Task description
Return every line of the material exactly.

Rows from a dataset
┄┄┄┄┄┄┄┄┄┄

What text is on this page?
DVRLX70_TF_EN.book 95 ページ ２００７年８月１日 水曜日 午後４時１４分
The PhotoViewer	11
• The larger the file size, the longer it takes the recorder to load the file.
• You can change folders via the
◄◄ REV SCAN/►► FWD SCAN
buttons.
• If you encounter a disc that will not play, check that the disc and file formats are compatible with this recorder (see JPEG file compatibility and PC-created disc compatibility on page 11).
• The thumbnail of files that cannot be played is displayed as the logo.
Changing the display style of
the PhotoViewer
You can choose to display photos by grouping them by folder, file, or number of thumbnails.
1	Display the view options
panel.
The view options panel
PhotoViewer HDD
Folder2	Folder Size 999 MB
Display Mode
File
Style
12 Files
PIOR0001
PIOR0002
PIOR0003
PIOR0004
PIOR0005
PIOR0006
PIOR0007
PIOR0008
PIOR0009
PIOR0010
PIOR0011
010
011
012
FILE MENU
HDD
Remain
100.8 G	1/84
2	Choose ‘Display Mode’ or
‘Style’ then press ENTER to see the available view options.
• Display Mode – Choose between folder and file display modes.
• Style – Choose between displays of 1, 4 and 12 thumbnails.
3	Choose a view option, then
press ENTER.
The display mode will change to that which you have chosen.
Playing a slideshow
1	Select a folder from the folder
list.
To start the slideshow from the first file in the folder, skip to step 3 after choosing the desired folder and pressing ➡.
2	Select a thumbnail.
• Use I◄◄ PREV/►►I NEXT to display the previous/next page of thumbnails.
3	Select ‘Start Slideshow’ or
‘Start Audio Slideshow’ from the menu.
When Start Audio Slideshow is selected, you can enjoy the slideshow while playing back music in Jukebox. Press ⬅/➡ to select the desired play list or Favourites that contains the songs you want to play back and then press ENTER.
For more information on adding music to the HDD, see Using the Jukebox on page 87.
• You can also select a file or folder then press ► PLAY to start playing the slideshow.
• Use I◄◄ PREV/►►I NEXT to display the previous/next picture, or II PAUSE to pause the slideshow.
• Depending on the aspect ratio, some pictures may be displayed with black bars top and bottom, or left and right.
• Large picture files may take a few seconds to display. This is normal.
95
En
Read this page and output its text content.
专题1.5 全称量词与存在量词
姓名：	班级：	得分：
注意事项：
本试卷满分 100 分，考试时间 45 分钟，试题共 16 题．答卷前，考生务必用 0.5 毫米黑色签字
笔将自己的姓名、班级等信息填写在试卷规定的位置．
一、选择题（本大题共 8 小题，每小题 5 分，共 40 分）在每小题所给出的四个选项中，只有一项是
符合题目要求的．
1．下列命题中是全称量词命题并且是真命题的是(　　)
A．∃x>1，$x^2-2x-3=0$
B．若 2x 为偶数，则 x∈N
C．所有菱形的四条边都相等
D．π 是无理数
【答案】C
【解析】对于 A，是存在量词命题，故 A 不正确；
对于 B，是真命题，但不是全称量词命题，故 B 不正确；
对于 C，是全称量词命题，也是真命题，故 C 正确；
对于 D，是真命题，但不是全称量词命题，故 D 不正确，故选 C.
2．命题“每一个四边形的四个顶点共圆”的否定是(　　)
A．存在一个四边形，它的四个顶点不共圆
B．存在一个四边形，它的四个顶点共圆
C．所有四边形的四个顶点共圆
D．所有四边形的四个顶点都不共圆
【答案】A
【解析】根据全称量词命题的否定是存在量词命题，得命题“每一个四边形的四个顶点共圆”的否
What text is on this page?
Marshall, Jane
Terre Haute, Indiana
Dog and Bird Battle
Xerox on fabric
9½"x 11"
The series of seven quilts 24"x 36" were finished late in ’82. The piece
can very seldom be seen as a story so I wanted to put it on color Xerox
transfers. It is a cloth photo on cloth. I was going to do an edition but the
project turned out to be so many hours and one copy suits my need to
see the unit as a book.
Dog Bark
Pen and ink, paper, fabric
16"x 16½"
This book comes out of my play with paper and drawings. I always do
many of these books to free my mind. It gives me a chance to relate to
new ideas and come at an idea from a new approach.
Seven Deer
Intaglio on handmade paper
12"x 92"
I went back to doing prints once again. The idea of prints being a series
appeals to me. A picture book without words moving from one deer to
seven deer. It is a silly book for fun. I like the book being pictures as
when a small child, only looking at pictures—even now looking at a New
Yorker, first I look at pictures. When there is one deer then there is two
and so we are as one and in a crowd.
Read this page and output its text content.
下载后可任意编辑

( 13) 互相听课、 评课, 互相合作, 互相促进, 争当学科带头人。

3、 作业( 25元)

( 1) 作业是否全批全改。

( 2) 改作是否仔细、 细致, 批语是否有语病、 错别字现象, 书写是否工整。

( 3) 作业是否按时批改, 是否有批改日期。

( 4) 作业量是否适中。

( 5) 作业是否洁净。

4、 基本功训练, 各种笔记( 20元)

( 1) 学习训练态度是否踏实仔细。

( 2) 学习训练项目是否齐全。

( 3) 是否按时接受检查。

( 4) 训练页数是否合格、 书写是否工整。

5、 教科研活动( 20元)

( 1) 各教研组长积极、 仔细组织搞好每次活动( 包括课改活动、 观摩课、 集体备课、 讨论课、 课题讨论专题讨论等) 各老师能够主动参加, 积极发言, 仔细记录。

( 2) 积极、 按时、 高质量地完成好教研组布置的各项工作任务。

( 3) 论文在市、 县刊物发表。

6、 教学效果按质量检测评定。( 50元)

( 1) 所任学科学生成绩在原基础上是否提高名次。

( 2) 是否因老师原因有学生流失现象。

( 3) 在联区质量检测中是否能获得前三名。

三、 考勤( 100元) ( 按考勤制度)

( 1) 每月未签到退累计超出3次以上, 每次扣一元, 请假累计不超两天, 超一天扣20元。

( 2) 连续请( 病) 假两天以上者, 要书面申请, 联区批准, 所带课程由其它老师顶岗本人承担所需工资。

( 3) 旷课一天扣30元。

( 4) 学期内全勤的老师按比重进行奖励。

┄┄┄┄┄┄┄┄┄┄

Result
What text is on this page?
DVRLX70_TF_EN.book 95 ページ ２００７年８月１日 水曜日 午後４時１４分
The PhotoViewer	11
• The larger the file size, the longer it takes the recorder to load the file.
• You can change folders via the
◄◄ REV SCAN/►► FWD SCAN
buttons.
• If you encounter a disc that will not play, check that the disc and file formats are compatible with this recorder (see JPEG file compatibility and PC-created disc compatibility on page 11).
• The thumbnail of files that cannot be played is displayed as the logo.
Changing the display style of
the PhotoViewer
You can choose to display photos by grouping them by folder, file, or number of thumbnails.
1	Display the view options
panel.
The view options panel
PhotoViewer HDD
Folder2	Folder Size 999 MB
Display Mode
File
Style
12 Files
PIOR0001
PIOR0002
PIOR0003
PIOR0004
PIOR0005
PIOR0006
PIOR0007
PIOR0008
PIOR0009
PIOR0010
PIOR0011
010
011
012
FILE MENU
HDD
Remain
100.8 G	1/84
2	Choose ‘Display Mode’ or
‘Style’ then press ENTER to see the available view options.
• Display Mode – Choose between folder and file display modes.
• Style – Choose between displays of 1, 4 and 12 thumbnails.
3	Choose a view option, then
press ENTER.
The display mode will change to that which you have chosen.
Playing a slideshow
1	Select a folder from the folder
list.
To start the slideshow from the first file in the folder, skip to step 3 after choosing the desired folder and pressing ➡.
2	Select a thumbnail.
• Use I◄◄ PREV/►►I NEXT to display the previous/next page of thumbnails.
3	Select ‘Start Slideshow’ or
‘Start Audio Slideshow’ from the menu.
When Start Audio Slideshow is selected, you can enjoy the slideshow while playing back music in Jukebox. Press ⬅/➡ to select the desired play list or Favourites that contains the songs you want to play back and then press ENTER.
For more information on adding music to the HDD, see Using the Jukebox on page 87.
• You can also select a file or folder then press ► PLAY to start playing the slideshow.
• Use I◄◄ PREV/►►I NEXT to display the previous/next picture, or II PAUSE to pause the slideshow.
• Depending on the aspect ratio, some pictures may be displayed with black bars top and bottom, or left and right.
• Large picture files may take a few seconds to display. This is normal.
95
En
Read this page and output its text content.
专题1.5 全称量词与存在量词
姓名：	班级：	得分：
注意事项：
本试卷满分 100 分，考试时间 45 分钟，试题共 16 题．答卷前，考生务必用 0.5 毫米黑色签字
笔将自己的姓名、班级等信息填写在试卷规定的位置．
一、选择题（本大题共 8 小题，每小题 5 分，共 40 分）在每小题所给出的四个选项中，只有一项是
符合题目要求的．
1．下列命题中是全称量词命题并且是真命题的是(　　)
A．∃x>1，$x^2-2x-3=0$
B．若 2x 为偶数，则 x∈N
C．所有菱形的四条边都相等
D．π 是无理数
【答案】C
【解析】对于 A，是存在量词命题，故 A 不正确；
对于 B，是真命题，但不是全称量词命题，故 B 不正确；
对于 C，是全称量词命题，也是真命题，故 C 正确；
对于 D，是真命题，但不是全称量词命题，故 D 不正确，故选 C.
2．命题“每一个四边形的四个顶点共圆”的否定是(　　)
A．存在一个四边形，它的四个顶点不共圆
B．存在一个四边形，它的四个顶点共圆
C．所有四边形的四个顶点共圆
D．所有四边形的四个顶点都不共圆
【答案】A
【解析】根据全称量词命题的否定是存在量词命题，得命题“每一个四边形的四个顶点共圆”的否
What text is on this page?
Marshall, Jane
Terre Haute, Indiana
Dog and Bird Battle
Xerox on fabric
9½"x 11"
The series of seven quilts 24"x 36" were finished late in ’82. The piece
can very seldom be seen as a story so I wanted to put it on color Xerox
transfers. It is a cloth photo on cloth. I was going to do an edition but the
project turned out to be so many hours and one copy suits my need to
see the unit as a book.
Dog Bark
Pen and ink, paper, fabric
16"x 16½"
This book comes out of my play with paper and drawings. I always do
many of these books to free my mind. It gives me a chance to relate to
new ideas and come at an idea from a new approach.
Seven Deer
Intaglio on handmade paper
12"x 92"
I went back to doing prints once again. The idea of prints being a series
appeals to me. A picture book without words moving from one deer to
seven deer. It is a silly book for fun. I like the book being pictures as
when a small child, only looking at pictures—even now looking at a New
Yorker, first I look at pictures. When there is one deer then there is two
and so we are as one and in a crowd.
Read this page and output its text content.
下载后可任意编辑

( 13) 互相听课、 评课, 互相合作, 互相促进, 争当学科带头人。

3、 作业( 25元)

( 1) 作业是否全批全改。

( 2) 改作是否仔细、 细致, 批语是否有语病、 错别字现象, 书写是否工整。

( 3) 作业是否按时批改, 是否有批改日期。

( 4) 作业量是否适中。

( 5) 作业是否洁净。

4、 基本功训练, 各种笔记( 20元)

( 1) 学习训练态度是否踏实仔细。

( 2) 学习训练项目是否齐全。

( 3) 是否按时接受检查。

( 4) 训练页数是否合格、 书写是否工整。

5、 教科研活动( 20元)

( 1) 各教研组长积极、 仔细组织搞好每次活动( 包括课改活动、 观摩课、 集体备课、 讨论课、 课题讨论专题讨论等) 各老师能够主动参加, 积极发言, 仔细记录。

( 2) 积极、 按时、 高质量地完成好教研组布置的各项工作任务。

( 3) 论文在市、 县刊物发表。

6、 教学效果按质量检测评定。( 50元)

( 1) 所任学科学生成绩在原基础上是否提高名次。

( 2) 是否因老师原因有学生流失现象。

( 3) 在联区质量检测中是否能获得前三名。

三、 考勤( 100元) ( 按考勤制度)

( 1) 每月未签到退累计超出3次以上, 每次扣一元, 请假累计不超两天, 超一天扣20元。

( 2) 连续请( 病) 假两天以上者, 要书面申请, 联区批准, 所带课程由其它老师顶岗本人承担所需工资。

( 3) 旷课一天扣30元。

( 4) 学期内全勤的老师按比重进行奖励。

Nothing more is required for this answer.